> [INSTRUCTION]: Pull out every line in the data that has the string "관계기업및공동기업투자" in it.

[Saved data entries]
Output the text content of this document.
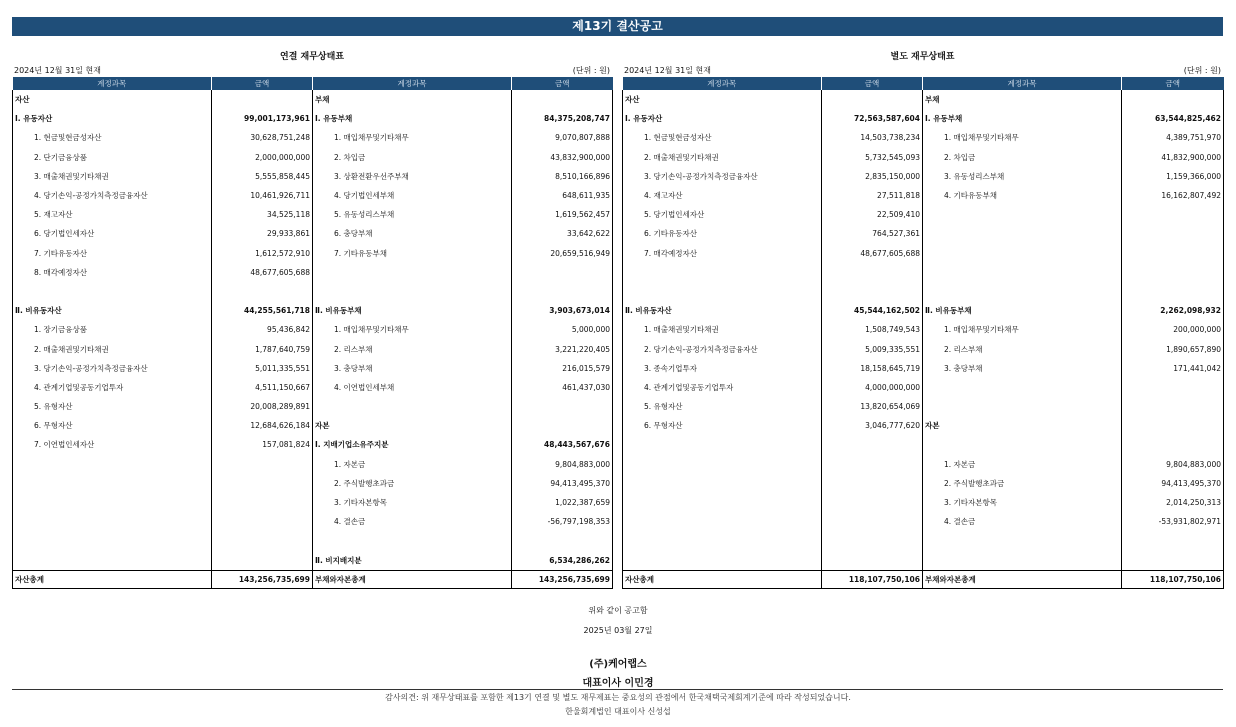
제13기 결산공고
연결 재무상태표
2024년 12월 31일 현재	(단위 : 원)
계정과목	금액	계정과목	금액
자산		부채	
Ⅰ. 유동자산	99,001,173,961	Ⅰ. 유동부채	84,375,208,747
1. 현금및현금성자산	30,628,751,248	1. 매입채무및기타채무	9,070,807,888
2. 단기금융상품	2,000,000,000	2. 차입금	43,832,900,000
3. 매출채권및기타채권	5,555,858,445	3. 상환전환우선주부채	8,510,166,896
4. 당기손익-공정가치측정금융자산	10,461,926,711	4. 당기법인세부채	648,611,935
5. 재고자산	34,525,118	5. 유동성리스부채	1,619,562,457
6. 당기법인세자산	29,933,861	6. 충당부채	33,642,622
7. 기타유동자산	1,612,572,910	7. 기타유동부채	20,659,516,949
8. 매각예정자산	48,677,605,688		

Ⅱ. 비유동자산	44,255,561,718	Ⅱ. 비유동부채	3,903,673,014
1. 장기금융상품	95,436,842	1. 매입채무및기타채무	5,000,000
2. 매출채권및기타채권	1,787,640,759	2. 리스부채	3,221,220,405
3. 당기손익-공정가치측정금융자산	5,011,335,551	3. 충당부채	216,015,579
4. 관계기업및공동기업투자	4,511,150,667	4. 이연법인세부채	461,437,030
5. 유형자산	20,008,289,891		
6. 무형자산	12,684,626,184	자본	
7. 이연법인세자산	157,081,824	Ⅰ. 지배기업소유주지분	48,443,567,676
		1. 자본금	9,804,883,000
		2. 주식발행초과금	94,413,495,370
		3. 기타자본항목	1,022,387,659
		4. 결손금	-56,797,198,353

		Ⅱ. 비지배지분	6,534,286,262
자산총계	143,256,735,699	부채와자본총계	143,256,735,699
별도 재무상태표
2024년 12월 31일 현재	(단위 : 원)
계정과목	금액	계정과목	금액
자산		부채	
Ⅰ. 유동자산	72,563,587,604	Ⅰ. 유동부채	63,544,825,462
1. 현금및현금성자산	14,503,738,234	1. 매입채무및기타채무	4,389,751,970
2. 매출채권및기타채권	5,732,545,093	2. 차입금	41,832,900,000
3. 당기손익-공정가치측정금융자산	2,835,150,000	3. 유동성리스부채	1,159,366,000
4. 재고자산	27,511,818	4. 기타유동부채	16,162,807,492
5. 당기법인세자산	22,509,410		
6. 기타유동자산	764,527,361		
7. 매각예정자산	48,677,605,688		

Ⅱ. 비유동자산	45,544,162,502	Ⅱ. 비유동부채	2,262,098,932
1. 매출채권및기타채권	1,508,749,543	1. 매입채무및기타채무	200,000,000
2. 당기손익-공정가치측정금융자산	5,009,335,551	2. 리스부채	1,890,657,890
3. 종속기업투자	18,158,645,719	3. 충당부채	171,441,042
4. 관계기업및공동기업투자	4,000,000,000		
5. 유형자산	13,820,654,069		
6. 무형자산	3,046,777,620	자본	

		1. 자본금	9,804,883,000
		2. 주식발행초과금	94,413,495,370
		3. 기타자본항목	2,014,250,313
		4. 결손금	-53,931,802,971

자산총계	118,107,750,106	부채와자본총계	118,107,750,106
위와 같이 공고함
2025년 03월 27일
(주)케어랩스
대표이사 이민경
감사의견: 위 재무상태표를 포함한 제13기 연결 및 별도 재무제표는 중요성의 관점에서 한국채택국제회계기준에 따라 작성되었습니다.
한울회계법인 대표이사 신성섭
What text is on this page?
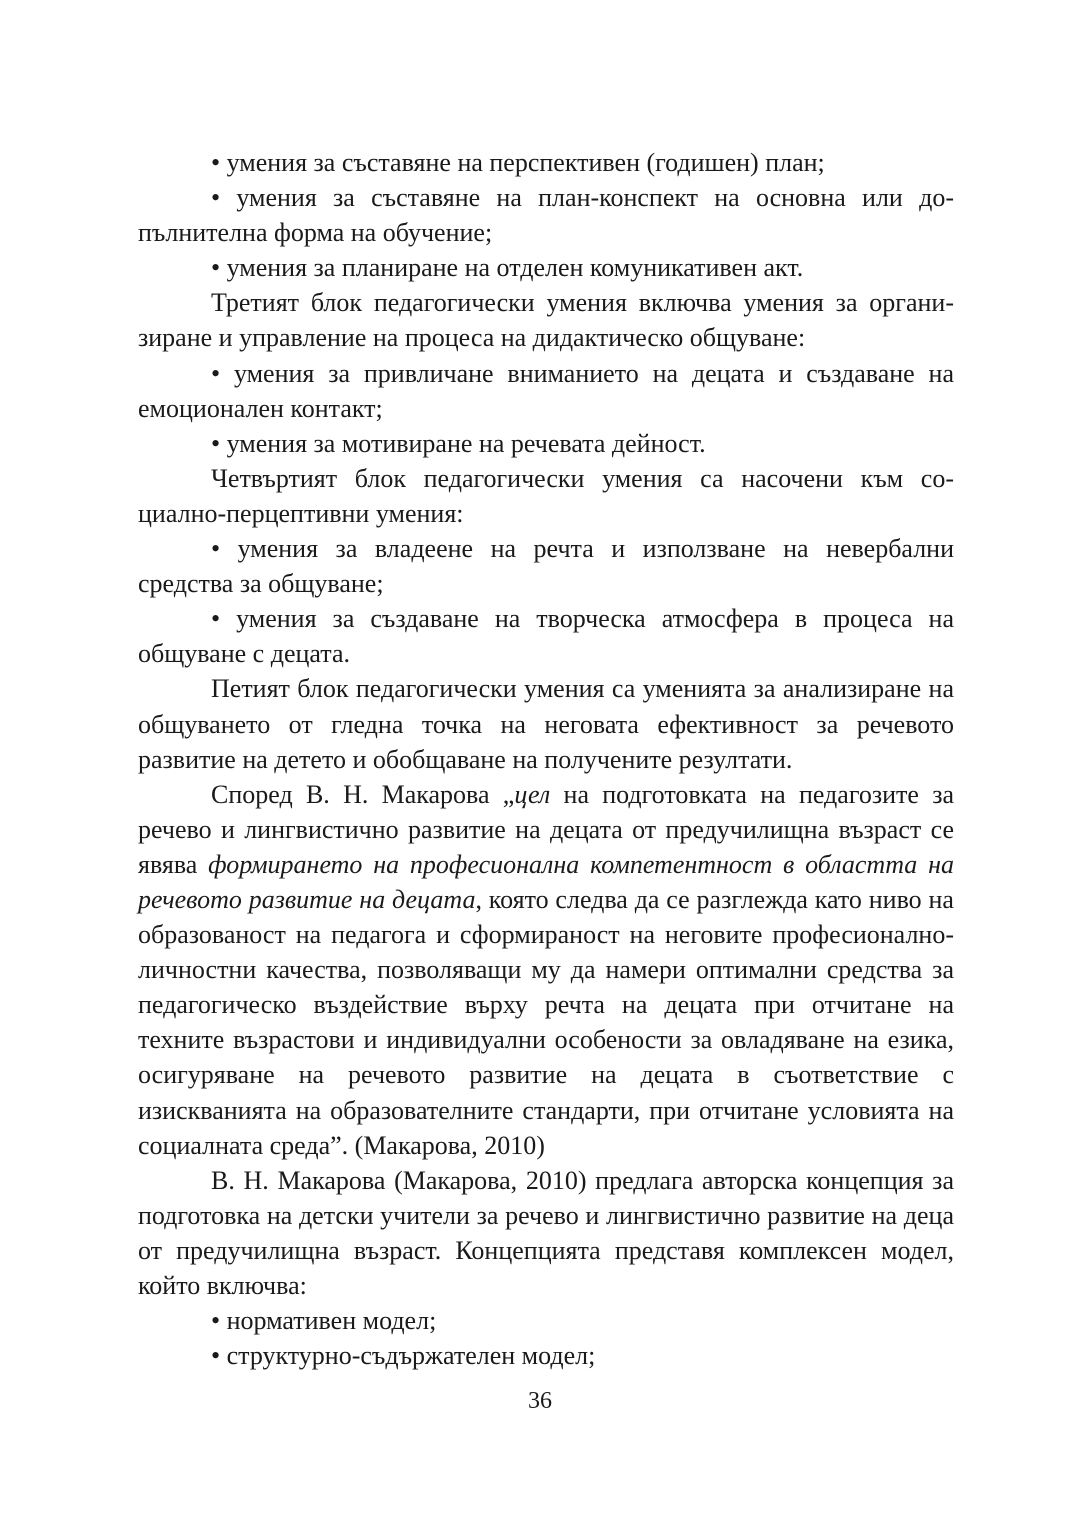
• умения за съставяне на перспективен (годишен) план;

• умения за съставяне на план-конспект на основна или допълнителна форма на обучение;

• умения за планиране на отделен комуникативен акт.

Третият блок педагогически умения включва умения за организиране и управление на процеса на дидактическо общуване:

• умения за привличане вниманието на децата и създаване на емоционален контакт;

• умения за мотивиране на речевата дейност.

Четвъртият блок педагогически умения са насочени към социално-перцептивни умения:

• умения за владеене на речта и използване на невербални средства за общуване;

• умения за създаване на творческа атмосфера в процеса на общуване с децата.

Петият блок педагогически умения са уменията за анализиране на общуването от гледна точка на неговата ефективност за речевото развитие на детето и обобщаване на получените резултати.

Според В. Н. Макарова „цел на подготовката на педагозите за речево и лингвистично развитие на децата от предучилищна възраст се явява формирането на професионална компетентност в областта на речевото развитие на децата, която следва да се разглежда като ниво на образованост на педагога и сформираност на неговите професионално-личностни качества, позволяващи му да намери оптимални средства за педагогическо въздействие върху речта на децата при отчитане на техните възрастови и индивидуални особености за овладяване на езика, осигуряване на речевото развитие на децата в съответствие с изискванията на образователните стандарти, при отчитане условията на социалната среда”. (Макарова, 2010)

В. Н. Макарова (Макарова, 2010) предлага авторска концепция за подготовка на детски учители за речево и лингвистично развитие на деца от предучилищна възраст. Концепцията представя комплексен модел, който включва:

• нормативен модел;

• структурно-съдържателен модел;

36
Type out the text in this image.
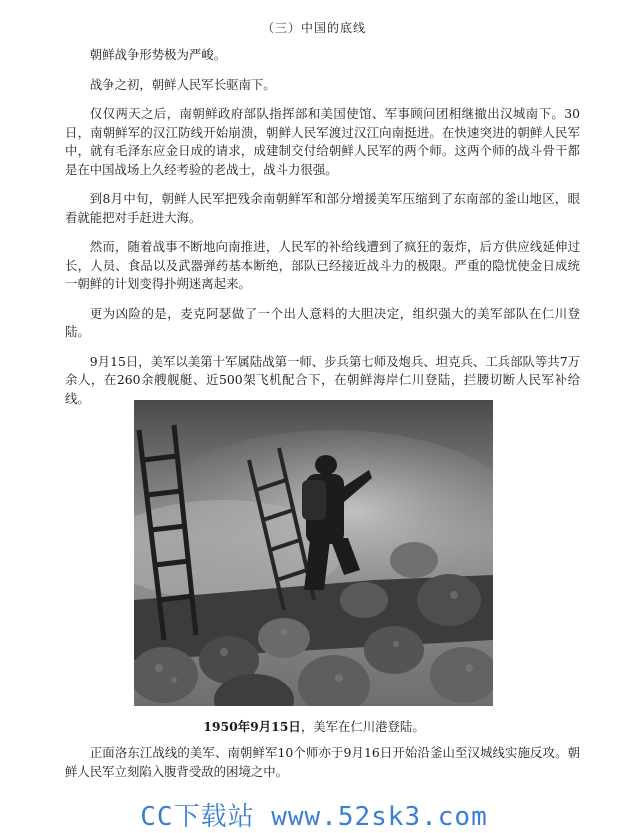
（三）中国的底线

朝鲜战争形势极为严峻。

战争之初，朝鲜人民军长驱南下。

仅仅两天之后，南朝鲜政府部队指挥部和美国使馆、军事顾问团相继撤出汉城南下。30日，南朝鲜军的汉江防线开始崩溃，朝鲜人民军渡过汉江向南挺进。在快速突进的朝鲜人民军中，就有毛泽东应金日成的请求，成建制交付给朝鲜人民军的两个师。这两个师的战斗骨干都是在中国战场上久经考验的老战士，战斗力很强。

到8月中旬，朝鲜人民军把残余南朝鲜军和部分增援美军压缩到了东南部的釜山地区，眼看就能把对手赶进大海。

然而，随着战事不断地向南推进，人民军的补给线遭到了疯狂的轰炸，后方供应线延伸过长，人员、食品以及武器弹药基本断绝，部队已经接近战斗力的极限。严重的隐忧使金日成统一朝鲜的计划变得扑朔迷离起来。

更为凶险的是，麦克阿瑟做了一个出人意料的大胆决定，组织强大的美军部队在仁川登陆。

9月15日，美军以美第十军属陆战第一师、步兵第七师及炮兵、坦克兵、工兵部队等共7万余人，在260余艘舰艇、近500架飞机配合下，在朝鲜海岸仁川登陆，拦腰切断人民军补给线。

1950年9月15日，美军在仁川港登陆。

正面洛东江战线的美军、南朝鲜军10个师亦于9月16日开始沿釜山至汉城线实施反攻。朝鲜人民军立刻陷入腹背受敌的困境之中。

CC下载站 www.52sk3.com
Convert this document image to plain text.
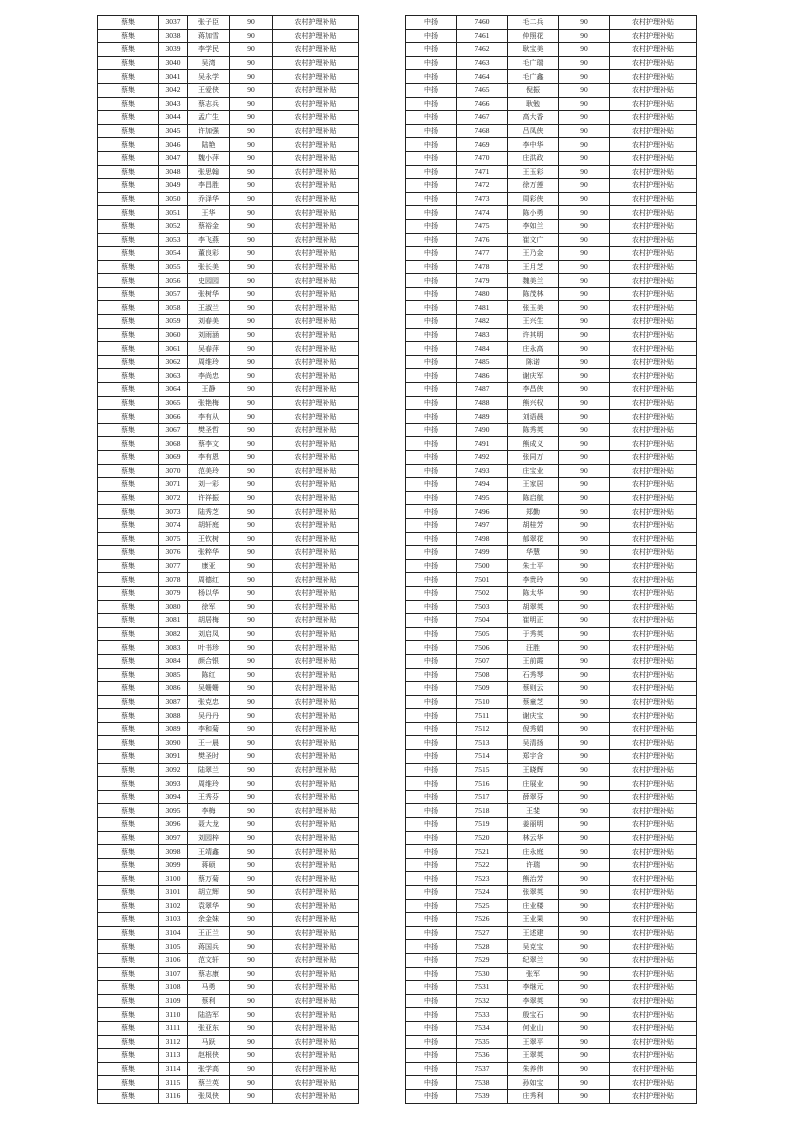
蔡集	3037	张子臣	90	农村护理补贴
蔡集	3038	蒋加雪	90	农村护理补贴
蔡集	3039	李学民	90	农村护理补贴
蔡集	3040	吴湾	90	农村护理补贴
蔡集	3041	吴永学	90	农村护理补贴
蔡集	3042	王爱侠	90	农村护理补贴
蔡集	3043	蔡志兵	90	农村护理补贴
蔡集	3044	孟广生	90	农村护理补贴
蔡集	3045	许加强	90	农村护理补贴
蔡集	3046	陆艳	90	农村护理补贴
蔡集	3047	魏小萍	90	农村护理补贴
蔡集	3048	张思翰	90	农村护理补贴
蔡集	3049	李昌胜	90	农村护理补贴
蔡集	3050	乔泽华	90	农村护理补贴
蔡集	3051	王华	90	农村护理补贴
蔡集	3052	蔡裕金	90	农村护理补贴
蔡集	3053	李飞燕	90	农村护理补贴
蔡集	3054	董良彩	90	农村护理补贴
蔡集	3055	张长美	90	农村护理补贴
蔡集	3056	史园园	90	农村护理补贴
蔡集	3057	张树华	90	农村护理补贴
蔡集	3058	王淑兰	90	农村护理补贴
蔡集	3059	刘春美	90	农村护理补贴
蔡集	3060	刘雨涵	90	农村护理补贴
蔡集	3061	吴春萍	90	农村护理补贴
蔡集	3062	周维玲	90	农村护理补贴
蔡集	3063	李尚忠	90	农村护理补贴
蔡集	3064	王静	90	农村护理补贴
蔡集	3065	张艳梅	90	农村护理补贴
蔡集	3066	李有从	90	农村护理补贴
蔡集	3067	樊圣哲	90	农村护理补贴
蔡集	3068	蔡李文	90	农村护理补贴
蔡集	3069	李有恩	90	农村护理补贴
蔡集	3070	范美玲	90	农村护理补贴
蔡集	3071	刘一彩	90	农村护理补贴
蔡集	3072	许祥振	90	农村护理补贴
蔡集	3073	陆秀芝	90	农村护理补贴
蔡集	3074	胡轩庭	90	农村护理补贴
蔡集	3075	王钦树	90	农村护理补贴
蔡集	3076	张粹华	90	农村护理补贴
蔡集	3077	康亚	90	农村护理补贴
蔡集	3078	周德红	90	农村护理补贴
蔡集	3079	杨以华	90	农村护理补贴
蔡集	3080	徐军	90	农村护理补贴
蔡集	3081	胡居梅	90	农村护理补贴
蔡集	3082	刘启凤	90	农村护理补贴
蔡集	3083	叶书珍	90	农村护理补贴
蔡集	3084	颜合银	90	农村护理补贴
蔡集	3085	陈红	90	农村护理补贴
蔡集	3086	吴姗姗	90	农村护理补贴
蔡集	3087	张克忠	90	农村护理补贴
蔡集	3088	吴丹丹	90	农村护理补贴
蔡集	3089	李和菊	90	农村护理补贴
蔡集	3090	王一晨	90	农村护理补贴
蔡集	3091	樊圣时	90	农村护理补贴
蔡集	3092	陆翠兰	90	农村护理补贴
蔡集	3093	周维玲	90	农村护理补贴
蔡集	3094	王秀芬	90	农村护理补贴
蔡集	3095	李梅	90	农村护理补贴
蔡集	3096	聂大龙	90	农村护理补贴
蔡集	3097	刘园梓	90	农村护理补贴
蔡集	3098	王靖鑫	90	农村护理补贴
蔡集	3099	蒋硕	90	农村护理补贴
蔡集	3100	蔡万菊	90	农村护理补贴
蔡集	3101	胡立辉	90	农村护理补贴
蔡集	3102	袁翠华	90	农村护理补贴
蔡集	3103	余金妹	90	农村护理补贴
蔡集	3104	王正兰	90	农村护理补贴
蔡集	3105	蒋国兵	90	农村护理补贴
蔡集	3106	范文轩	90	农村护理补贴
蔡集	3107	蔡志康	90	农村护理补贴
蔡集	3108	马勇	90	农村护理补贴
蔡集	3109	蔡利	90	农村护理补贴
蔡集	3110	陆浩军	90	农村护理补贴
蔡集	3111	张亚东	90	农村护理补贴
蔡集	3112	马跃	90	农村护理补贴
蔡集	3113	赵根侠	90	农村护理补贴
蔡集	3114	张学高	90	农村护理补贴
蔡集	3115	蔡兰英	90	农村护理补贴
蔡集	3116	张凤侠	90	农村护理补贴
中扬	7460	毛二兵	90	农村护理补贴
中扬	7461	仲照花	90	农村护理补贴
中扬	7462	耿宝美	90	农村护理补贴
中扬	7463	毛广瑞	90	农村护理补贴
中扬	7464	毛广鑫	90	农村护理补贴
中扬	7465	倪振	90	农村护理补贴
中扬	7466	耿勉	90	农村护理补贴
中扬	7467	高大香	90	农村护理补贴
中扬	7468	吕凤侠	90	农村护理补贴
中扬	7469	李中华	90	农村护理补贴
中扬	7470	庄洪政	90	农村护理补贴
中扬	7471	王玉彩	90	农村护理补贴
中扬	7472	徐万莲	90	农村护理补贴
中扬	7473	周彩侠	90	农村护理补贴
中扬	7474	陈小勇	90	农村护理补贴
中扬	7475	李如兰	90	农村护理补贴
中扬	7476	崔文广	90	农村护理补贴
中扬	7477	王乃金	90	农村护理补贴
中扬	7478	王月芝	90	农村护理补贴
中扬	7479	魏美兰	90	农村护理补贴
中扬	7480	陈茂林	90	农村护理补贴
中扬	7481	张玉美	90	农村护理补贴
中扬	7482	王兴生	90	农村护理补贴
中扬	7483	许其明	90	农村护理补贴
中扬	7484	庄永高	90	农村护理补贴
中扬	7485	陈诺	90	农村护理补贴
中扬	7486	谢庆军	90	农村护理补贴
中扬	7487	李昌侠	90	农村护理补贴
中扬	7488	熊兴权	90	农村护理补贴
中扬	7489	刘语晨	90	农村护理补贴
中扬	7490	陈秀英	90	农村护理补贴
中扬	7491	熊成义	90	农村护理补贴
中扬	7492	张同万	90	农村护理补贴
中扬	7493	庄宝业	90	农村护理补贴
中扬	7494	王家居	90	农村护理补贴
中扬	7495	陈启航	90	农村护理补贴
中扬	7496	郑勤	90	农村护理补贴
中扬	7497	胡桂芳	90	农村护理补贴
中扬	7498	郁翠花	90	农村护理补贴
中扬	7499	华慧	90	农村护理补贴
中扬	7500	朱士平	90	农村护理补贴
中扬	7501	李贵玲	90	农村护理补贴
中扬	7502	陈太华	90	农村护理补贴
中扬	7503	胡翠英	90	农村护理补贴
中扬	7504	崔明正	90	农村护理补贴
中扬	7505	于秀英	90	农村护理补贴
中扬	7506	汪胜	90	农村护理补贴
中扬	7507	王前霞	90	农村护理补贴
中扬	7508	石秀琴	90	农村护理补贴
中扬	7509	蔡则云	90	农村护理补贴
中扬	7510	蔡童芝	90	农村护理补贴
中扬	7511	谢庆宝	90	农村护理补贴
中扬	7512	倪秀娟	90	农村护理补贴
中扬	7513	吴清扬	90	农村护理补贴
中扬	7514	郑宇含	90	农村护理补贴
中扬	7515	王晓辉	90	农村护理补贴
中扬	7516	庄展业	90	农村护理补贴
中扬	7517	薛翠芬	90	农村护理补贴
中扬	7518	王斐	90	农村护理补贴
中扬	7519	姜丽明	90	农村护理补贴
中扬	7520	林云华	90	农村护理补贴
中扬	7521	庄永庭	90	农村护理补贴
中扬	7522	许瑞	90	农村护理补贴
中扬	7523	熊治芳	90	农村护理补贴
中扬	7524	张翠英	90	农村护理补贴
中扬	7525	庄业楼	90	农村护理补贴
中扬	7526	王业果	90	农村护理补贴
中扬	7527	王述建	90	农村护理补贴
中扬	7528	吴克宝	90	农村护理补贴
中扬	7529	纪翠兰	90	农村护理补贴
中扬	7530	张军	90	农村护理补贴
中扬	7531	李继元	90	农村护理补贴
中扬	7532	李翠英	90	农村护理补贴
中扬	7533	殷宝石	90	农村护理补贴
中扬	7534	何业山	90	农村护理补贴
中扬	7535	王翠平	90	农村护理补贴
中扬	7536	王翠英	90	农村护理补贴
中扬	7537	朱养伟	90	农村护理补贴
中扬	7538	孙如宝	90	农村护理补贴
中扬	7539	庄秀利	90	农村护理补贴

> [THE SOLUTION]:
4. 관계기업및공동기업투자	4,511,150,667	4. 이연법인세부채	461,437,030
4. 관계기업및공동기업투자	4,000,000,000		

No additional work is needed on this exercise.